Tolong jawab tiga pertanyaan berikut berdasarkan teks tentang akal dan pendidikan, dengan menandai setiap jawaban (a), (b), dan (c).
(a) Teks mengibaratkan akal seperti apa?
(b) Karya apa yang disebut dalam teks menyatakan bahwa Allah menciptakan manusia untuk menjadi pemimpin di bumi?
(c) Menurut teks, siapa yang tak mampu menunjukkan secara konkret letak akal sebenarnya?
─── TEKS YANG DIBERIKAN ───
Pendidikan Berkebudayaan Sebagai Corong Membentuk Masyarakat yang Elegan*

Oleh: Annas Muttaqin S

(Sumber Foto: anteroaceh.com)

Dalam diri manusia, Tuhan menciptakan alat yang menjadi pembeda antara manusia dengan ciptaan-Nya yang lain. Alat ini disebut akal, ia merupakan sumber dari daya pikir manusia. Dalam perjalanannya akal merupakan hal yang liar diciptakan Tuhan pada manusia. Ia mampu mendorong manusia menjadi pelopor kebaikan sekaligus menjerumuskan manusia dalam berbuat kerusakan.

Kita mampu mengetahuai ada seseorang dibalik pintu hanya dari mendengar suara ketukan pintu tanpa melihatnya merupakan buah dari penggunaan akal. Begitu pun kita dapat memahami maksud aneka rambu di jalan dan mematuhinya tanpa ada polisi lalu lintas yang berjaga, merupakan bentuk dari pemberdayaan akal. Lebih dari itu, manusia dapat membentuk peradaban hebat dari satu abad keabad lainnya juga merupakan implementasi dari penerapan daya pikir yang terdidik. Di lain sisi, aneka pertumpahan darah, kerusakan bahkan kebiadaban di muka bumi juga merupakan akibat dari akal yang dianugerahkan. Akal liar yang tidak terdidik. Akal bagaikan bilah pisau yang memiliki dwifungsi, menebar manfaat serta menciptakan mudharat.

Dari situ, berbicara tentang akal berarti kita juga sedang berbicara tentang pendidikan, karena dalam diri manusia melekat sebuah anugerah besar yang harus dibimbing dan dijinakkan dengan ilmu dan pengetahuan sehingga mampu menjaga pemiliknya untuk tidak terdorong melakukan kerusakan. Prof. Qurash Shihab dalam karyanya “Khalifah, Peran Manusia di Bumi” menyebutkan bahwa Allah menciptakan manusia menghuni Bumi guna menjadi pemimpin yang dapat mengatur bumi dan menegakkan keadilan di atasnya. Oleh karena itu, Allah memberikan manusia potensi menundukkan alam raya agar dapat merealisasikan kemakmuran di bumi. Dalam karyanya yang lain, “Logika Agama”, beliau juga menyebutkan bahwa terulangnya kata akal dan aneka bentuknya dalam Al Quran menandakan bahwa pentingnya peranan akal dalam kehidupan manusia. Lebih dari itu, ajaran agama Islam mencabut wewenang dan hukum dari seseorang yang belum sempurna atau kehilangan akalnya. Hal ini juga menandakan, akal memiliki kedudukan penting lebih-lebih dalam ajaran agama sekalipun.

Tak ada yang mampu mendefinisikan akal secara tepat, bahkan para cendikiawan dan ulama tak mampu menunjukkan secara kongkrit di mana letak akal sebenarnya. Ia merupakan keajaiban terbesar yang Tuhan ciptakan pada manusia untuk sejatinya dibimbing dan mendapat didikan.
─── ENTRI DATA ───
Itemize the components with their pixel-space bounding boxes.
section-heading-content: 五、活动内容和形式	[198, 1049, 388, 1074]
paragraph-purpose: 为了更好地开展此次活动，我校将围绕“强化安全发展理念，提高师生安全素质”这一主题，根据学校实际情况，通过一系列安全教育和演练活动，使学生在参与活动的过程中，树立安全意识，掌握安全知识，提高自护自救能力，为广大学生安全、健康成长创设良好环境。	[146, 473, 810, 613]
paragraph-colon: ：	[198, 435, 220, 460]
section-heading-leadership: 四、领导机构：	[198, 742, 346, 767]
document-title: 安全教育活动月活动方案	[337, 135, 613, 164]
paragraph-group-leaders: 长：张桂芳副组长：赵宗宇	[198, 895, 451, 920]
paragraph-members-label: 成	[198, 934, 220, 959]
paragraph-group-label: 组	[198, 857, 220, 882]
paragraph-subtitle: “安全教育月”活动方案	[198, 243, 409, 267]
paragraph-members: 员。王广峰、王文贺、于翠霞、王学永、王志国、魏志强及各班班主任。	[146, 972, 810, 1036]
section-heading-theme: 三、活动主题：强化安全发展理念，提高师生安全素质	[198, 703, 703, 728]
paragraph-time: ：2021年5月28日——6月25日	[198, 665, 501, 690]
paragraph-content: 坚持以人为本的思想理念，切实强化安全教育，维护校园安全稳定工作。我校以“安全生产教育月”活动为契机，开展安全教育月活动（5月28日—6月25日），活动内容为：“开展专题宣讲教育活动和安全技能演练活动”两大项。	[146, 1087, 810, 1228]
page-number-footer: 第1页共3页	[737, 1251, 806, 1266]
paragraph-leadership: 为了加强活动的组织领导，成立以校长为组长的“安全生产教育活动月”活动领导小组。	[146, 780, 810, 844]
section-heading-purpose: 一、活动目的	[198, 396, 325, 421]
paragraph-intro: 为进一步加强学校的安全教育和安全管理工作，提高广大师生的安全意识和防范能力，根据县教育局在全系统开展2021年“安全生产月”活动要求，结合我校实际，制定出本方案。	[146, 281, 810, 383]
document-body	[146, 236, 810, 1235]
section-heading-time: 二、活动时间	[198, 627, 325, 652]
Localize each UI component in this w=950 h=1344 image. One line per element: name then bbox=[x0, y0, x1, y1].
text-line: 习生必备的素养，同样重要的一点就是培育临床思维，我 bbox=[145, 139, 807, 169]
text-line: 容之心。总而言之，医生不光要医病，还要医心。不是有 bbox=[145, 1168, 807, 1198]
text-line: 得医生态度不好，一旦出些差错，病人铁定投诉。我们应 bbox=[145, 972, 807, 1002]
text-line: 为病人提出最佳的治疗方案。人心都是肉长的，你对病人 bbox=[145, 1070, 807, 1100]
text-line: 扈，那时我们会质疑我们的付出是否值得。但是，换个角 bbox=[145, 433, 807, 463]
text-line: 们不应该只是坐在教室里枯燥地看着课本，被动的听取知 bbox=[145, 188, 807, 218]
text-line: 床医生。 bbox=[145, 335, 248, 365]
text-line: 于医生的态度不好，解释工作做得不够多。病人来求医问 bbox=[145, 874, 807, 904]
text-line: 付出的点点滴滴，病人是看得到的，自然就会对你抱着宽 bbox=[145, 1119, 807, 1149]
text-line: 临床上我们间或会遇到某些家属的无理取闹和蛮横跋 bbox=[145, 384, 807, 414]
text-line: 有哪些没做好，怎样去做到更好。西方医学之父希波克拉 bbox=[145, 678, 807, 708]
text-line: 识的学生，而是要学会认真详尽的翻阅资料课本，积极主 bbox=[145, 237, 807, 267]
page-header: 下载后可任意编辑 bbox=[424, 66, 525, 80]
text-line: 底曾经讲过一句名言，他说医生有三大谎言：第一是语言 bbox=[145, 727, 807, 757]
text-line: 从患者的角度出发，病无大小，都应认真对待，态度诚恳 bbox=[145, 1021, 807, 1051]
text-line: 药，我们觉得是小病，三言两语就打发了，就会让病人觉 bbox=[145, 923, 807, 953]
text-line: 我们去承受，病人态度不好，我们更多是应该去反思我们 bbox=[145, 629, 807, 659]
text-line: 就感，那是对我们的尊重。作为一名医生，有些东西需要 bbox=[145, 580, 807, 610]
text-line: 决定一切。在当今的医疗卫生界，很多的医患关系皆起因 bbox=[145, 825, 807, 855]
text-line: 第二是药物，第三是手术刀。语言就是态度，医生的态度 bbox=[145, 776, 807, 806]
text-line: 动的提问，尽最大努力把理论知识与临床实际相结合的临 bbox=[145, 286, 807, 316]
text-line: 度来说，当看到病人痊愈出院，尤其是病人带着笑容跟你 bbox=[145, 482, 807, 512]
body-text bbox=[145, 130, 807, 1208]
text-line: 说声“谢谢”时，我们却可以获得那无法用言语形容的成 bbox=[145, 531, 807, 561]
───
» HASIL JAWABAN
(a) Seperti bilah pisau yang memiliki dwifungsi, yaitu menebar manfaat serta menciptakan mudharat.
(b) "Khalifah, Peran Manusia di Bumi".
(c) Para cendikiawan dan ulama.